Nothing in the data should change when you return it, but leave the pictures out.

## Extracted records
· · · · · · ·

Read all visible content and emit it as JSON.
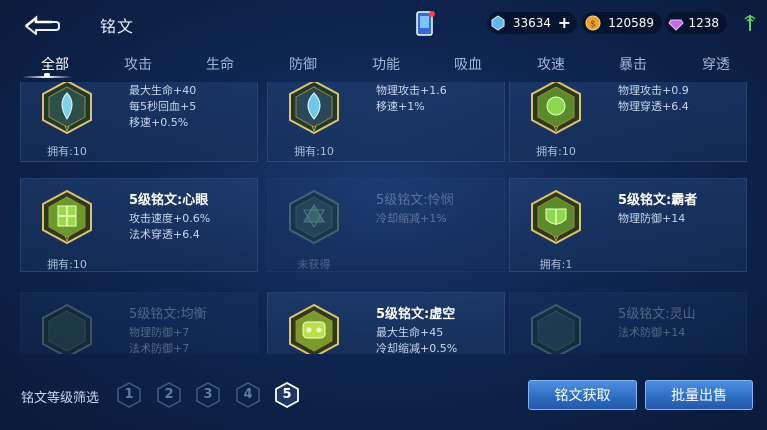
{
  "header": {
    "title": "铭文",
    "diamonds": "33634",
    "gold": "120589",
    "gems": "1238"
  },
  "tabs": [
    {
      "label": "全部",
      "active": true
    },
    {
      "label": "攻击"
    },
    {
      "label": "生命"
    },
    {
      "label": "防御"
    },
    {
      "label": "功能"
    },
    {
      "label": "吸血"
    },
    {
      "label": "攻速"
    },
    {
      "label": "暴击"
    },
    {
      "label": "穿透"
    }
  ],
  "cards": [
    {
      "name": "",
      "stats": [
        "最大生命+40",
        "每5秒回血+5",
        "移速+0.5%"
      ],
      "owned": "拥有:10",
      "color": "#7fd0e8",
      "dim": false
    },
    {
      "name": "",
      "stats": [
        "物理攻击+1.6",
        "移速+1%"
      ],
      "owned": "拥有:10",
      "color": "#6fc8e8",
      "dim": false
    },
    {
      "name": "",
      "stats": [
        "物理攻击+0.9",
        "物理穿透+6.4"
      ],
      "owned": "拥有:10",
      "color": "#8ed850",
      "dim": false
    },
    {
      "name": "5级铭文:心眼",
      "stats": [
        "攻击速度+0.6%",
        "法术穿透+6.4"
      ],
      "owned": "拥有:10",
      "color": "#9ad84a",
      "dim": false
    },
    {
      "name": "5级铭文:怜悯",
      "stats": [
        "冷却缩减+1%"
      ],
      "owned": "未获得",
      "color": "#6fb87a",
      "dim": true
    },
    {
      "name": "5级铭文:霸者",
      "stats": [
        "物理防御+14"
      ],
      "owned": "拥有:1",
      "color": "#8ed850",
      "dim": false
    },
    {
      "name": "5级铭文:均衡",
      "stats": [
        "物理防御+7",
        "法术防御+7"
      ],
      "owned": "",
      "color": "#6fb87a",
      "dim": true
    },
    {
      "name": "5级铭文:虚空",
      "stats": [
        "最大生命+45",
        "冷却缩减+0.5%"
      ],
      "owned": "",
      "color": "#b8e04a",
      "dim": false
    },
    {
      "name": "5级铭文:灵山",
      "stats": [
        "法术防御+14"
      ],
      "owned": "",
      "color": "#7fc8b0",
      "dim": true
    }
  ],
  "filter": {
    "label": "铭文等级筛选",
    "levels": [
      "1",
      "2",
      "3",
      "4",
      "5"
    ],
    "selected": "5"
  },
  "buttons": {
    "get": "铭文获取",
    "sell": "批量出售"
  }
}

· · · · · · ·

## EXERCISE ANSWER
Read all visible content and emit it as JSON.
{
  "header": {
    "title": "铭文",
    "diamonds": "33634",
    "gold": "120589",
    "gems": "1238"
  },
  "tabs": [
    {
      "label": "全部",
      "active": true
    },
    {
      "label": "攻击"
    },
    {
      "label": "生命"
    },
    {
      "label": "防御"
    },
    {
      "label": "功能"
    },
    {
      "label": "吸血"
    },
    {
      "label": "攻速"
    },
    {
      "label": "暴击"
    },
    {
      "label": "穿透"
    }
  ],
  "cards": [
    {
      "name": "",
      "stats": [
        "最大生命+40",
        "每5秒回血+5",
        "移速+0.5%"
      ],
      "owned": "拥有:10",
      "color": "#7fd0e8",
      "dim": false
    },
    {
      "name": "",
      "stats": [
        "物理攻击+1.6",
        "移速+1%"
      ],
      "owned": "拥有:10",
      "color": "#6fc8e8",
      "dim": false
    },
    {
      "name": "",
      "stats": [
        "物理攻击+0.9",
        "物理穿透+6.4"
      ],
      "owned": "拥有:10",
      "color": "#8ed850",
      "dim": false
    },
    {
      "name": "5级铭文:心眼",
      "stats": [
        "攻击速度+0.6%",
        "法术穿透+6.4"
      ],
      "owned": "拥有:10",
      "color": "#9ad84a",
      "dim": false
    },
    {
      "name": "5级铭文:怜悯",
      "stats": [
        "冷却缩减+1%"
      ],
      "owned": "未获得",
      "color": "#6fb87a",
      "dim": true
    },
    {
      "name": "5级铭文:霸者",
      "stats": [
        "物理防御+14"
      ],
      "owned": "拥有:1",
      "color": "#8ed850",
      "dim": false
    },
    {
      "name": "5级铭文:均衡",
      "stats": [
        "物理防御+7",
        "法术防御+7"
      ],
      "owned": "",
      "color": "#6fb87a",
      "dim": true
    },
    {
      "name": "5级铭文:虚空",
      "stats": [
        "最大生命+45",
        "冷却缩减+0.5%"
      ],
      "owned": "",
      "color": "#b8e04a",
      "dim": false
    },
    {
      "name": "5级铭文:灵山",
      "stats": [
        "法术防御+14"
      ],
      "owned": "",
      "color": "#7fc8b0",
      "dim": true
    }
  ],
  "filter": {
    "label": "铭文等级筛选",
    "levels": [
      "1",
      "2",
      "3",
      "4",
      "5"
    ],
    "selected": "5"
  },
  "buttons": {
    "get": "铭文获取",
    "sell": "批量出售"
  }
}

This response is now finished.